# Extracts from a graphics dataset:
------

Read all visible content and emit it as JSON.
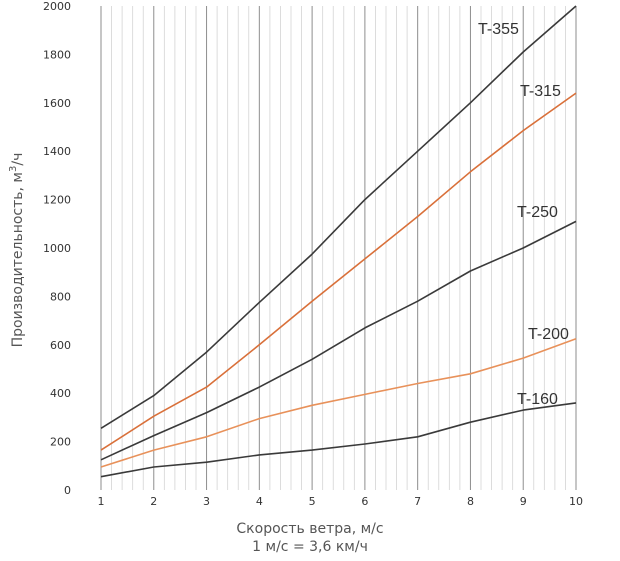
{
  "chart_data": {
    "type": "line",
    "xlabel": "Скорость ветра, м/с",
    "xlabel_note": "1 м/с = 3,6 км/ч",
    "ylabel_main": "Производительность, м",
    "ylabel_sup": "3",
    "ylabel_tail": "/ч",
    "x_ticks": [
      1,
      2,
      3,
      4,
      5,
      6,
      7,
      8,
      9,
      10
    ],
    "y_ticks": [
      0,
      200,
      400,
      600,
      800,
      1000,
      1200,
      1400,
      1600,
      1800,
      2000
    ],
    "xlim": [
      1,
      10
    ],
    "ylim": [
      0,
      2000
    ],
    "grid": true,
    "x": [
      1,
      2,
      3,
      4,
      5,
      6,
      7,
      8,
      9,
      10
    ],
    "series": [
      {
        "name": "T-355",
        "color": "#3a3a3a",
        "values": [
          255,
          390,
          570,
          775,
          975,
          1200,
          1400,
          1600,
          1810,
          2000
        ]
      },
      {
        "name": "T-315",
        "color": "#d9703a",
        "values": [
          165,
          305,
          425,
          600,
          780,
          955,
          1130,
          1315,
          1485,
          1640
        ]
      },
      {
        "name": "T-250",
        "color": "#3a3a3a",
        "values": [
          125,
          225,
          320,
          425,
          540,
          670,
          780,
          905,
          1000,
          1110
        ]
      },
      {
        "name": "T-200",
        "color": "#e8915a",
        "values": [
          95,
          165,
          220,
          295,
          350,
          395,
          440,
          480,
          545,
          625
        ]
      },
      {
        "name": "T-160",
        "color": "#3a3a3a",
        "values": [
          55,
          95,
          115,
          145,
          165,
          190,
          220,
          280,
          330,
          360
        ]
      }
    ]
  }
}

------

# TASK:
Quote each line of the listing exactly, but leave the pictures out.

# RESULT:
Read all visible content and emit it as JSON.
{
  "chart_data": {
    "type": "line",
    "xlabel": "Скорость ветра, м/с",
    "xlabel_note": "1 м/с = 3,6 км/ч",
    "ylabel_main": "Производительность, м",
    "ylabel_sup": "3",
    "ylabel_tail": "/ч",
    "x_ticks": [
      1,
      2,
      3,
      4,
      5,
      6,
      7,
      8,
      9,
      10
    ],
    "y_ticks": [
      0,
      200,
      400,
      600,
      800,
      1000,
      1200,
      1400,
      1600,
      1800,
      2000
    ],
    "xlim": [
      1,
      10
    ],
    "ylim": [
      0,
      2000
    ],
    "grid": true,
    "x": [
      1,
      2,
      3,
      4,
      5,
      6,
      7,
      8,
      9,
      10
    ],
    "series": [
      {
        "name": "T-355",
        "color": "#3a3a3a",
        "values": [
          255,
          390,
          570,
          775,
          975,
          1200,
          1400,
          1600,
          1810,
          2000
        ]
      },
      {
        "name": "T-315",
        "color": "#d9703a",
        "values": [
          165,
          305,
          425,
          600,
          780,
          955,
          1130,
          1315,
          1485,
          1640
        ]
      },
      {
        "name": "T-250",
        "color": "#3a3a3a",
        "values": [
          125,
          225,
          320,
          425,
          540,
          670,
          780,
          905,
          1000,
          1110
        ]
      },
      {
        "name": "T-200",
        "color": "#e8915a",
        "values": [
          95,
          165,
          220,
          295,
          350,
          395,
          440,
          480,
          545,
          625
        ]
      },
      {
        "name": "T-160",
        "color": "#3a3a3a",
        "values": [
          55,
          95,
          115,
          145,
          165,
          190,
          220,
          280,
          330,
          360
        ]
      }
    ]
  }
}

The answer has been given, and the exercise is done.